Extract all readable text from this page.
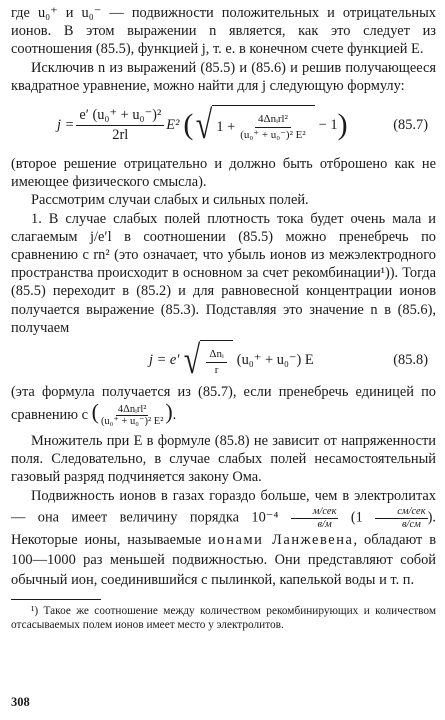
где u₀⁺ и u₀⁻ — подвижности положительных и отрицательных ионов. В этом выражении n является, как это следует из соотношения (85.5), функцией j, т. е. в конечном счете функцией E.

Исключив n из выражений (85.5) и (85.6) и решив получающееся квадратное уравнение, можно найти для j следующую формулу:

$j = \frac{\text{e′ (u₀⁺ + u₀⁻)²}}{2rl} E^2$ ( √ $1 + \frac{\text{4Δnᵢrl²}}{\text{(u₀⁺ + u₀⁻)² E²}} - 1$ )	(85.7)

(второе решение отрицательно и должно быть отброшено как не имеющее физического смысла).

Рассмотрим случаи слабых и сильных полей.

1. В случае слабых полей плотность тока будет очень мала и слагаемым j/e′l в соотношении (85.5) можно пренебречь по сравнению с rn² (это означает, что убыль ионов из межэлектродного пространства происходит в основном за счет рекомбинации¹)). Тогда (85.5) переходит в (85.2) и для равновесной концентрации ионов получается выражение (85.3). Подставляя это значение n в (85.6), получаем

j = e′ √ $\frac{\text{Δnᵢ}}{r} (u_0^+ + u_0^-)$ E	(85.8)

(эта формула получается из (85.7), если пренебречь единицей по сравнению с ( $\frac{\text{4Δnᵢrl²}}{\text{(u₀⁺ + u₀⁻)² E²}}$ ).

Множитель при E в формуле (85.8) не зависит от напряженности поля. Следовательно, в случае слабых полей несамостоятельный газовый разряд подчиняется закону Ома.

Подвижность ионов в газах гораздо больше, чем в электролитах — она имеет величину порядка $10^{-4} \frac{\text{м/сек}}{в/м} (1 \frac{\text{см/сек}}{в/см}$ ). Некоторые ионы, называемые ионами Ланжевена, обладают в 100—1000 раз меньшей подвижностью. Они представляют собой обычный ион, соединившийся с пылинкой, капелькой воды и т. п.

¹) Такое же соотношение между количеством рекомбинирующих и количеством отсасываемых полем ионов имеет место у электролитов.

308
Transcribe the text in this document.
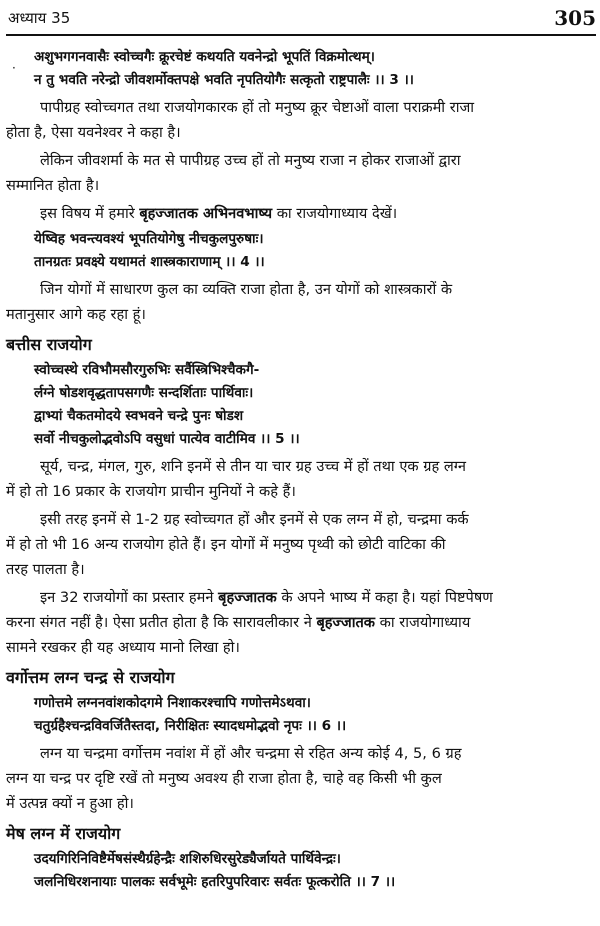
अध्याय 35	305
·
अशुभगगनवासैः स्वोच्चगैः क्रूरचेष्टं कथयति यवनेन्द्रो भूपतिं विक्रमोत्थम्।
न तु भवति नरेन्द्रो जीवशर्मोक्तपक्षे भवति नृपतियोगैः सत्कृतो राष्ट्रपालैः ।। 3 ।।
पापीग्रह स्वोच्चगत तथा राजयोगकारक हों तो मनुष्य क्रूर चेष्टाओं वाला पराक्रमी राजा
होता है, ऐसा यवनेश्वर ने कहा है।
लेकिन जीवशर्मा के मत से पापीग्रह उच्च हों तो मनुष्य राजा न होकर राजाओं द्वारा
सम्मानित होता है।
इस विषय में हमारे बृहज्जातक अभिनवभाष्य का राजयोगाध्याय देखें।
येष्विह भवन्त्यवश्यं भूपतियोगेषु नीचकुलपुरुषाः।
तानग्रतः प्रवक्ष्ये यथामतं शास्त्रकाराणाम् ।। 4 ।।
जिन योगों में साधारण कुल का व्यक्ति राजा होता है, उन योगों को शास्त्रकारों के
मतानुसार आगे कह रहा हूं।
बत्तीस राजयोग
स्वोच्चस्थे रविभौमसौरगुरुभिः सर्वैस्त्रिभिश्चैकगै-
र्लग्ने षोडशवृद्धतापसगणैः सन्दर्शिताः पार्थिवाः।
द्वाभ्यां चैकतमोदये स्वभवने चन्द्रे पुनः षोडश
सर्वो नीचकुलोद्भवोऽपि वसुधां पात्येव वाटीमिव ।। 5 ।।
सूर्य, चन्द्र, मंगल, गुरु, शनि इनमें से तीन या चार ग्रह उच्च में हों तथा एक ग्रह लग्न
में हो तो 16 प्रकार के राजयोग प्राचीन मुनियों ने कहे हैं।
इसी तरह इनमें से 1-2 ग्रह स्वोच्चगत हों और इनमें से एक लग्न में हो, चन्द्रमा कर्क
में हो तो भी 16 अन्य राजयोग होते हैं। इन योगों में मनुष्य पृथ्वी को छोटी वाटिका की
तरह पालता है।
इन 32 राजयोगों का प्रस्तार हमने बृहज्जातक के अपने भाष्य में कहा है। यहां पिष्टपेषण
करना संगत नहीं है। ऐसा प्रतीत होता है कि सारावलीकार ने बृहज्जातक का राजयोगाध्याय
सामने रखकर ही यह अध्याय मानो लिखा हो।
वर्गोत्तम लग्न चन्द्र से राजयोग
गणोत्तमे लग्ननवांशकोदगमे निशाकरश्चापि गणोत्तमेऽथवा।
चतुर्ग्रहैश्चन्द्रविवर्जितैस्तदा, निरीक्षितः स्यादधमोद्भवो नृपः ।। 6 ।।
लग्न या चन्द्रमा वर्गोत्तम नवांश में हों और चन्द्रमा से रहित अन्य कोई 4, 5, 6 ग्रह
लग्न या चन्द्र पर दृष्टि रखें तो मनुष्य अवश्य ही राजा होता है, चाहे वह किसी भी कुल
में उत्पन्न क्यों न हुआ हो।
मेष लग्न में राजयोग
उदयगिरिनिविष्टैर्मेषसंस्थैर्ग्रहेन्द्रैः शशिरुधिरसुरेड्यैर्जायते पार्थिवेन्द्रः।
जलनिधिरशनायाः पालकः सर्वभूमेः हतरिपुपरिवारः सर्वतः फूत्करोति ।। 7 ।।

--*--

--- Task prompt ---
Quote every line of the records above exactly; no picture is to be copied.

--- Solution to this task ---
Extract all readable text from this page.
где u₀⁺ и u₀⁻ — подвижности положительных и отрицательных ионов. В этом выражении n является, как это следует из соотношения (85.5), функцией j, т. е. в конечном счете функцией E.

Исключив n из выражений (85.5) и (85.6) и решив получающееся квадратное уравнение, можно найти для j следующую формулу:

$j = \frac{\text{e′ (u₀⁺ + u₀⁻)²}}{2rl} E^2$ ( √ $1 + \frac{\text{4Δnᵢrl²}}{\text{(u₀⁺ + u₀⁻)² E²}} - 1$ )	(85.7)

(второе решение отрицательно и должно быть отброшено как не имеющее физического смысла).

Рассмотрим случаи слабых и сильных полей.

1. В случае слабых полей плотность тока будет очень мала и слагаемым j/e′l в соотношении (85.5) можно пренебречь по сравнению с rn² (это означает, что убыль ионов из межэлектродного пространства происходит в основном за счет рекомбинации¹)). Тогда (85.5) переходит в (85.2) и для равновесной концентрации ионов получается выражение (85.3). Подставляя это значение n в (85.6), получаем

j = e′ √ $\frac{\text{Δnᵢ}}{r} (u_0^+ + u_0^-)$ E	(85.8)

(эта формула получается из (85.7), если пренебречь единицей по сравнению с ( $\frac{\text{4Δnᵢrl²}}{\text{(u₀⁺ + u₀⁻)² E²}}$ ).

Множитель при E в формуле (85.8) не зависит от напряженности поля. Следовательно, в случае слабых полей несамостоятельный газовый разряд подчиняется закону Ома.

Подвижность ионов в газах гораздо больше, чем в электролитах — она имеет величину порядка $10^{-4} \frac{\text{м/сек}}{в/м} (1 \frac{\text{см/сек}}{в/см}$ ). Некоторые ионы, называемые ионами Ланжевена, обладают в 100—1000 раз меньшей подвижностью. Они представляют собой обычный ион, соединившийся с пылинкой, капелькой воды и т. п.

¹) Такое же соотношение между количеством рекомбинирующих и количеством отсасываемых полем ионов имеет место у электролитов.

308
Transcribe the text in this document.
अध्याय 35	305
·
अशुभगगनवासैः स्वोच्चगैः क्रूरचेष्टं कथयति यवनेन्द्रो भूपतिं विक्रमोत्थम्।
न तु भवति नरेन्द्रो जीवशर्मोक्तपक्षे भवति नृपतियोगैः सत्कृतो राष्ट्रपालैः ।। 3 ।।
पापीग्रह स्वोच्चगत तथा राजयोगकारक हों तो मनुष्य क्रूर चेष्टाओं वाला पराक्रमी राजा
होता है, ऐसा यवनेश्वर ने कहा है।
लेकिन जीवशर्मा के मत से पापीग्रह उच्च हों तो मनुष्य राजा न होकर राजाओं द्वारा
सम्मानित होता है।
इस विषय में हमारे बृहज्जातक अभिनवभाष्य का राजयोगाध्याय देखें।
येष्विह भवन्त्यवश्यं भूपतियोगेषु नीचकुलपुरुषाः।
तानग्रतः प्रवक्ष्ये यथामतं शास्त्रकाराणाम् ।। 4 ।।
जिन योगों में साधारण कुल का व्यक्ति राजा होता है, उन योगों को शास्त्रकारों के
मतानुसार आगे कह रहा हूं।
बत्तीस राजयोग
स्वोच्चस्थे रविभौमसौरगुरुभिः सर्वैस्त्रिभिश्चैकगै-
र्लग्ने षोडशवृद्धतापसगणैः सन्दर्शिताः पार्थिवाः।
द्वाभ्यां चैकतमोदये स्वभवने चन्द्रे पुनः षोडश
सर्वो नीचकुलोद्भवोऽपि वसुधां पात्येव वाटीमिव ।। 5 ।।
सूर्य, चन्द्र, मंगल, गुरु, शनि इनमें से तीन या चार ग्रह उच्च में हों तथा एक ग्रह लग्न
में हो तो 16 प्रकार के राजयोग प्राचीन मुनियों ने कहे हैं।
इसी तरह इनमें से 1-2 ग्रह स्वोच्चगत हों और इनमें से एक लग्न में हो, चन्द्रमा कर्क
में हो तो भी 16 अन्य राजयोग होते हैं। इन योगों में मनुष्य पृथ्वी को छोटी वाटिका की
तरह पालता है।
इन 32 राजयोगों का प्रस्तार हमने बृहज्जातक के अपने भाष्य में कहा है। यहां पिष्टपेषण
करना संगत नहीं है। ऐसा प्रतीत होता है कि सारावलीकार ने बृहज्जातक का राजयोगाध्याय
सामने रखकर ही यह अध्याय मानो लिखा हो।
वर्गोत्तम लग्न चन्द्र से राजयोग
गणोत्तमे लग्ननवांशकोदगमे निशाकरश्चापि गणोत्तमेऽथवा।
चतुर्ग्रहैश्चन्द्रविवर्जितैस्तदा, निरीक्षितः स्यादधमोद्भवो नृपः ।। 6 ।।
लग्न या चन्द्रमा वर्गोत्तम नवांश में हों और चन्द्रमा से रहित अन्य कोई 4, 5, 6 ग्रह
लग्न या चन्द्र पर दृष्टि रखें तो मनुष्य अवश्य ही राजा होता है, चाहे वह किसी भी कुल
में उत्पन्न क्यों न हुआ हो।
मेष लग्न में राजयोग
उदयगिरिनिविष्टैर्मेषसंस्थैर्ग्रहेन्द्रैः शशिरुधिरसुरेड्यैर्जायते पार्थिवेन्द्रः।
जलनिधिरशनायाः पालकः सर्वभूमेः हतरिपुपरिवारः सर्वतः फूत्करोति ।। 7 ।।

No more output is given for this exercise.